— begin RECORDS FOR THIS TASK —

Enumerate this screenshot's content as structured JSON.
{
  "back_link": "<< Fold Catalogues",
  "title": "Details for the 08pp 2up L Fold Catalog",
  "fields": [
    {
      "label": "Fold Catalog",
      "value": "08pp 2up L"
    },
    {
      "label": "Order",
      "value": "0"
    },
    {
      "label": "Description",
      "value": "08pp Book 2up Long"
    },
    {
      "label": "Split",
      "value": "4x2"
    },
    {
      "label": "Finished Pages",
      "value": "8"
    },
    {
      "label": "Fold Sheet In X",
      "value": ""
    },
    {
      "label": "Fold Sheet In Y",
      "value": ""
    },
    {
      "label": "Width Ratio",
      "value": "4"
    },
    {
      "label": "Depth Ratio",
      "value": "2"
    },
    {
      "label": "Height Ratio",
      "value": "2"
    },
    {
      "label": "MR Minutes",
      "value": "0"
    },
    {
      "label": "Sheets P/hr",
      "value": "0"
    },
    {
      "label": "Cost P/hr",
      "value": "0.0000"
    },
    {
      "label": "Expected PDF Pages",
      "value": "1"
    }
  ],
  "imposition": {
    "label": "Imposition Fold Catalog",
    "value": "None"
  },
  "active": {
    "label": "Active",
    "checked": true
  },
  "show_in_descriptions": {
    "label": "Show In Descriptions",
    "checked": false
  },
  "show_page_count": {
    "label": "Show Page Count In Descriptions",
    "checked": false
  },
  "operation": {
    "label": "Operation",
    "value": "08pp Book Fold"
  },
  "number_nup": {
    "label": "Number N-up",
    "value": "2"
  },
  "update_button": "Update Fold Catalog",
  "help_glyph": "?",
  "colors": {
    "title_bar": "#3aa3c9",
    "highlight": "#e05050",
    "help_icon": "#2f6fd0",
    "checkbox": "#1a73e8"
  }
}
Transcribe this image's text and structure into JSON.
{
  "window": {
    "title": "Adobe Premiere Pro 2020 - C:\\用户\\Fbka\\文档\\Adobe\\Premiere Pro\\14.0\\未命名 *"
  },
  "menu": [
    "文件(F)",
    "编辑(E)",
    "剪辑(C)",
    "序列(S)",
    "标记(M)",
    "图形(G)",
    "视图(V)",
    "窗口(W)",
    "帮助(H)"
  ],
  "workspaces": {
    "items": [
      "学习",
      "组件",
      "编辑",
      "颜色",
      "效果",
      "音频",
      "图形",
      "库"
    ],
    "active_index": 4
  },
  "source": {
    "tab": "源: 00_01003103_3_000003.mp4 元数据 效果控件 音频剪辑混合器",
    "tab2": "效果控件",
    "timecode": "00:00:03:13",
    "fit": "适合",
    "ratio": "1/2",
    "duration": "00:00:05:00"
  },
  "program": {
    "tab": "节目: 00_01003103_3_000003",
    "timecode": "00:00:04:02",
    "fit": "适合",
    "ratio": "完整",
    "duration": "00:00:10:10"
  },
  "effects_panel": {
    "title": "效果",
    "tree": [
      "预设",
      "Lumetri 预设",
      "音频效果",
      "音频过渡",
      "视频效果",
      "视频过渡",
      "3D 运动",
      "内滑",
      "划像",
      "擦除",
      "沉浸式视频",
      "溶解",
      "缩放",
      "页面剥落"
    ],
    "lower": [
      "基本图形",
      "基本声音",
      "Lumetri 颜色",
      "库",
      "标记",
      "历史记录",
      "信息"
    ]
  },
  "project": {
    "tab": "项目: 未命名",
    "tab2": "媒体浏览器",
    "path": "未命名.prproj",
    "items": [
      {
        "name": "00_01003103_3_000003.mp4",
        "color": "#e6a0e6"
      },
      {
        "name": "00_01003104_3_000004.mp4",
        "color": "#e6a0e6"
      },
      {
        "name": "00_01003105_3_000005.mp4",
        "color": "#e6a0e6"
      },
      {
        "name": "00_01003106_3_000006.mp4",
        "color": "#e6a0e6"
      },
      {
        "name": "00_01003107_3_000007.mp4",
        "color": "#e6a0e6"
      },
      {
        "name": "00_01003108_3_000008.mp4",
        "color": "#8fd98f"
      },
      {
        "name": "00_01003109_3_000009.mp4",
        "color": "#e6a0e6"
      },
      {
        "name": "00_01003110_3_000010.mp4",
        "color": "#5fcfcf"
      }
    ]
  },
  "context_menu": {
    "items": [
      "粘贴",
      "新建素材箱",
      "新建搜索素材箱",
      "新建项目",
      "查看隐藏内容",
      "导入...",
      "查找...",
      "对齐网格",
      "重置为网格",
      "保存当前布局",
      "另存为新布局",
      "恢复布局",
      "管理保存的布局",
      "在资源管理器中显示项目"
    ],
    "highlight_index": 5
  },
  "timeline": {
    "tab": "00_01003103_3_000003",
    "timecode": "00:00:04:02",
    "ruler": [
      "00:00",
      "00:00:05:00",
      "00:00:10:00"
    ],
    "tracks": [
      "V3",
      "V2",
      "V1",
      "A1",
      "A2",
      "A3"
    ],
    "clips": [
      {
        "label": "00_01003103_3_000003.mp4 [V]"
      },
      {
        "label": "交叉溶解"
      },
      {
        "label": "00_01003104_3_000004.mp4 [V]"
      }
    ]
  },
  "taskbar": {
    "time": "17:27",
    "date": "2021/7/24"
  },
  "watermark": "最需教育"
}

— end RECORDS FOR THIS TASK —

## YOUR INSTRUCTIONS
Provide the count, and nothing else, of lines in the data above where the word "duration" occurs.

## EXERCISE RESPONSE
2